(Saved data entries)
--
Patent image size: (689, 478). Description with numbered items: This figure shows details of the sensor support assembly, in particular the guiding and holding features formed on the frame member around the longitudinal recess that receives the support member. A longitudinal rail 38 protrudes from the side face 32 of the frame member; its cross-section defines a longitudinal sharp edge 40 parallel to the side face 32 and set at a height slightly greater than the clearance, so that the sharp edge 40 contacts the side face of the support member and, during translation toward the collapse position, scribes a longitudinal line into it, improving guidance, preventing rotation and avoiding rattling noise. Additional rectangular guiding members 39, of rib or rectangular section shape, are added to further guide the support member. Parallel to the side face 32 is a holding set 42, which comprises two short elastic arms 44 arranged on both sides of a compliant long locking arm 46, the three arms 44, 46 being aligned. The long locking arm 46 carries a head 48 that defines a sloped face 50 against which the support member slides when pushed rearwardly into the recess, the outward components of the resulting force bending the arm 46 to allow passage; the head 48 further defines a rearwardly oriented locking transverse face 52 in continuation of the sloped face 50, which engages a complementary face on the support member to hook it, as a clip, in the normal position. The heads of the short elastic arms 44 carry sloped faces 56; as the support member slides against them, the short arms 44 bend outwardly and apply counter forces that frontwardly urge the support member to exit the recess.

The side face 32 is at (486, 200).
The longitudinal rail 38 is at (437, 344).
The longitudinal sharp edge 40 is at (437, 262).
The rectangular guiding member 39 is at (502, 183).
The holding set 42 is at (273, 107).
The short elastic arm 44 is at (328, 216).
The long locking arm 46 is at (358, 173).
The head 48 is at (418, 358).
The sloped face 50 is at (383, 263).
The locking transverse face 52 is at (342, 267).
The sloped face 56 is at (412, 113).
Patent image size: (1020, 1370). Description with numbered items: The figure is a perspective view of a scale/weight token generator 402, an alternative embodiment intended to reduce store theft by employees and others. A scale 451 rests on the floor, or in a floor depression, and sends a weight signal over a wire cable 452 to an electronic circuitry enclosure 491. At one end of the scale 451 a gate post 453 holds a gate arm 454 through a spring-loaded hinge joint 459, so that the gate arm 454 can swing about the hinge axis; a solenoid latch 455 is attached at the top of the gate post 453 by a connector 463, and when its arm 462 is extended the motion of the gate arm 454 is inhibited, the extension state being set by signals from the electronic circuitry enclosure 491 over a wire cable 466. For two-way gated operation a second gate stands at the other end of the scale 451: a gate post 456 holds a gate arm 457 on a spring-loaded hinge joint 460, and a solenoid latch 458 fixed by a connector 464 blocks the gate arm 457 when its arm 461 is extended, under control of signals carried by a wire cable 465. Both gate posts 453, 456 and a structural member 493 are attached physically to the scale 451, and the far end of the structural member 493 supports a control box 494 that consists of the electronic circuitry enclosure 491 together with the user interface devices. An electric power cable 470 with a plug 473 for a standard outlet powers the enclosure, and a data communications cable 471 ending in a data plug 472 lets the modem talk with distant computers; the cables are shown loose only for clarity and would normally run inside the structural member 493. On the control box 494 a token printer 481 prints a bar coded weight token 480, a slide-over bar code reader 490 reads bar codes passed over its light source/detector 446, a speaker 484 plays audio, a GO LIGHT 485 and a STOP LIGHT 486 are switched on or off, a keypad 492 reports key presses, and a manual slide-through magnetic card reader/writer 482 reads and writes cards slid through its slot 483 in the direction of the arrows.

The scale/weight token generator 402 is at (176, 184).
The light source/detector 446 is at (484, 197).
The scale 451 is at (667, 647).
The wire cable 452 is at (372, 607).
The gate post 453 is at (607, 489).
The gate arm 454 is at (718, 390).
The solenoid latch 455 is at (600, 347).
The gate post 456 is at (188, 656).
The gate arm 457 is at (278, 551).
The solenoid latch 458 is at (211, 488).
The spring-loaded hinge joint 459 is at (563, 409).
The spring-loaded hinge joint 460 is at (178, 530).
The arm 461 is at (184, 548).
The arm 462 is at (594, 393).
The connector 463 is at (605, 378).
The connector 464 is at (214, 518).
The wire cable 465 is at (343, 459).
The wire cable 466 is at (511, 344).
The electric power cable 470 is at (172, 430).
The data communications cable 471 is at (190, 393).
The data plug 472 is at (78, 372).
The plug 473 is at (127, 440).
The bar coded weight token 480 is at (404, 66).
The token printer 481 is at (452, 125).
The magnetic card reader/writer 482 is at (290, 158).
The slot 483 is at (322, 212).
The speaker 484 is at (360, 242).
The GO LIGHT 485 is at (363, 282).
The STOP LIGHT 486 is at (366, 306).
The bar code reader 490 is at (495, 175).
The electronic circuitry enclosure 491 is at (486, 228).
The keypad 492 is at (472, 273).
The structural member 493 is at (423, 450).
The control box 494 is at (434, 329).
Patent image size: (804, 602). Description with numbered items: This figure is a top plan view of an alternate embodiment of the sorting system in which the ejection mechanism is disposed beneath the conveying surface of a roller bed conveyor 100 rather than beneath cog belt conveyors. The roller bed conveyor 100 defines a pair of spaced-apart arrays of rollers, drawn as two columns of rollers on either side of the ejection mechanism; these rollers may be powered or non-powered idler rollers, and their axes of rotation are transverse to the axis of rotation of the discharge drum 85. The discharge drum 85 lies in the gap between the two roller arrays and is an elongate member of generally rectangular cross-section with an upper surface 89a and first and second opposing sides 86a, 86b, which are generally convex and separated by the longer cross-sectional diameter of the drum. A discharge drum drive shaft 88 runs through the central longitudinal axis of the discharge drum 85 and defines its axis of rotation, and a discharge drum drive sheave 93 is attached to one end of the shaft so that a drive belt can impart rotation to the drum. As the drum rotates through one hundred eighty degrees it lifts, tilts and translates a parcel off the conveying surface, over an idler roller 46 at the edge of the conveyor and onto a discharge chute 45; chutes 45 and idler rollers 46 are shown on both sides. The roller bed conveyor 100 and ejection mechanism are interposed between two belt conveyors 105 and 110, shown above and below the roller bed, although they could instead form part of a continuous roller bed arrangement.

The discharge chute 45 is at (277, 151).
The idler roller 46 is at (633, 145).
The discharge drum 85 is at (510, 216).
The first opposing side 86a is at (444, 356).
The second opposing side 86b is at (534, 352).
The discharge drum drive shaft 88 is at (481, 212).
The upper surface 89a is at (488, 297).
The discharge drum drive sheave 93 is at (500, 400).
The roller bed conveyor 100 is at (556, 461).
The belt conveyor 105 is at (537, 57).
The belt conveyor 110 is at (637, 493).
--
Output the lines running from the one containing "Patent image size: (1020, 1370)." through the one containing "The scale 451 is at (667, 647).", copying them exactly with both ends included.

- [Exercise output]:
Patent image size: (1020, 1370). Description with numbered items: The figure is a perspective view of a scale/weight token generator 402, an alternative embodiment intended to reduce store theft by employees and others. A scale 451 rests on the floor, or in a floor depression, and sends a weight signal over a wire cable 452 to an electronic circuitry enclosure 491. At one end of the scale 451 a gate post 453 holds a gate arm 454 through a spring-loaded hinge joint 459, so that the gate arm 454 can swing about the hinge axis; a solenoid latch 455 is attached at the top of the gate post 453 by a connector 463, and when its arm 462 is extended the motion of the gate arm 454 is inhibited, the extension state being set by signals from the electronic circuitry enclosure 491 over a wire cable 466. For two-way gated operation a second gate stands at the other end of the scale 451: a gate post 456 holds a gate arm 457 on a spring-loaded hinge joint 460, and a solenoid latch 458 fixed by a connector 464 blocks the gate arm 457 when its arm 461 is extended, under control of signals carried by a wire cable 465. Both gate posts 453, 456 and a structural member 493 are attached physically to the scale 451, and the far end of the structural member 493 supports a control box 494 that consists of the electronic circuitry enclosure 491 together with the user interface devices. An electric power cable 470 with a plug 473 for a standard outlet powers the enclosure, and a data communications cable 471 ending in a data plug 472 lets the modem talk with distant computers; the cables are shown loose only for clarity and would normally run inside the structural member 493. On the control box 494 a token printer 481 prints a bar coded weight token 480, a slide-over bar code reader 490 reads bar codes passed over its light source/detector 446, a speaker 484 plays audio, a GO LIGHT 485 and a STOP LIGHT 486 are switched on or off, a keypad 492 reports key presses, and a manual slide-through magnetic card reader/writer 482 reads and writes cards slid through its slot 483 in the direction of the arrows.

The scale/weight token generator 402 is at (176, 184).
The light source/detector 446 is at (484, 197).
The scale 451 is at (667, 647).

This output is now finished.